> **WHAT IS ASKED**
All of the material below is to be repeated exactly.

> **ITEMS**

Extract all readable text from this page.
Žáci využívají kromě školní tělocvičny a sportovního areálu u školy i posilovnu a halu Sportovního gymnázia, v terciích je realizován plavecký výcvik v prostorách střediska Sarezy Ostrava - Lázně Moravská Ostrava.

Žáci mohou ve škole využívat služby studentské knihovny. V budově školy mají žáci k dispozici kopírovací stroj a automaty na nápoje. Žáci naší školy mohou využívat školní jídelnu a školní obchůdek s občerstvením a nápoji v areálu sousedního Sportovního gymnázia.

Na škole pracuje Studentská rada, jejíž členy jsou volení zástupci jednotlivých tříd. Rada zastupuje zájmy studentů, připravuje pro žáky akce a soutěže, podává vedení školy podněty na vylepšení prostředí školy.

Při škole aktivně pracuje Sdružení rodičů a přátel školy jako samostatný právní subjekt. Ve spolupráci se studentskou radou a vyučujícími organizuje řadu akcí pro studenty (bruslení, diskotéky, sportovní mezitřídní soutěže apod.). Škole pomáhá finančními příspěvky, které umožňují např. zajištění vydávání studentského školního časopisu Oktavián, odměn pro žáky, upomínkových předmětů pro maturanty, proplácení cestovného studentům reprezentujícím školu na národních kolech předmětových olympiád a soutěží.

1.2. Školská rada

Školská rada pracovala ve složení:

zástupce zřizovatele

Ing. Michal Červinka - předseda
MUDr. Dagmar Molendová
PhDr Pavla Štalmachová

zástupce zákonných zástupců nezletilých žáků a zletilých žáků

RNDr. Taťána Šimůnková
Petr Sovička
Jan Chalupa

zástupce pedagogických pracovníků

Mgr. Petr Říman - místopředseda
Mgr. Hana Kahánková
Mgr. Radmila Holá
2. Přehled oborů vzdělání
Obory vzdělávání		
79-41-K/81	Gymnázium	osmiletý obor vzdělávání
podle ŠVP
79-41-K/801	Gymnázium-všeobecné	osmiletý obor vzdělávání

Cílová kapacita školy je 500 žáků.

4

> **RESPONSE TO THE TASK**
Extract all readable text from this page.
Žáci využívají kromě školní tělocvičny a sportovního areálu u školy i posilovnu a halu Sportovního gymnázia, v terciích je realizován plavecký výcvik v prostorách střediska Sarezy Ostrava - Lázně Moravská Ostrava.

Žáci mohou ve škole využívat služby studentské knihovny. V budově školy mají žáci k dispozici kopírovací stroj a automaty na nápoje. Žáci naší školy mohou využívat školní jídelnu a školní obchůdek s občerstvením a nápoji v areálu sousedního Sportovního gymnázia.

Na škole pracuje Studentská rada, jejíž členy jsou volení zástupci jednotlivých tříd. Rada zastupuje zájmy studentů, připravuje pro žáky akce a soutěže, podává vedení školy podněty na vylepšení prostředí školy.

Při škole aktivně pracuje Sdružení rodičů a přátel školy jako samostatný právní subjekt. Ve spolupráci se studentskou radou a vyučujícími organizuje řadu akcí pro studenty (bruslení, diskotéky, sportovní mezitřídní soutěže apod.). Škole pomáhá finančními příspěvky, které umožňují např. zajištění vydávání studentského školního časopisu Oktavián, odměn pro žáky, upomínkových předmětů pro maturanty, proplácení cestovného studentům reprezentujícím školu na národních kolech předmětových olympiád a soutěží.

1.2. Školská rada

Školská rada pracovala ve složení:

zástupce zřizovatele

Ing. Michal Červinka - předseda
MUDr. Dagmar Molendová
PhDr Pavla Štalmachová

zástupce zákonných zástupců nezletilých žáků a zletilých žáků

RNDr. Taťána Šimůnková
Petr Sovička
Jan Chalupa

zástupce pedagogických pracovníků

Mgr. Petr Říman - místopředseda
Mgr. Hana Kahánková
Mgr. Radmila Holá
2. Přehled oborů vzdělání
Obory vzdělávání		
79-41-K/81	Gymnázium	osmiletý obor vzdělávání
podle ŠVP
79-41-K/801	Gymnázium-všeobecné	osmiletý obor vzdělávání

Cílová kapacita školy je 500 žáků.

4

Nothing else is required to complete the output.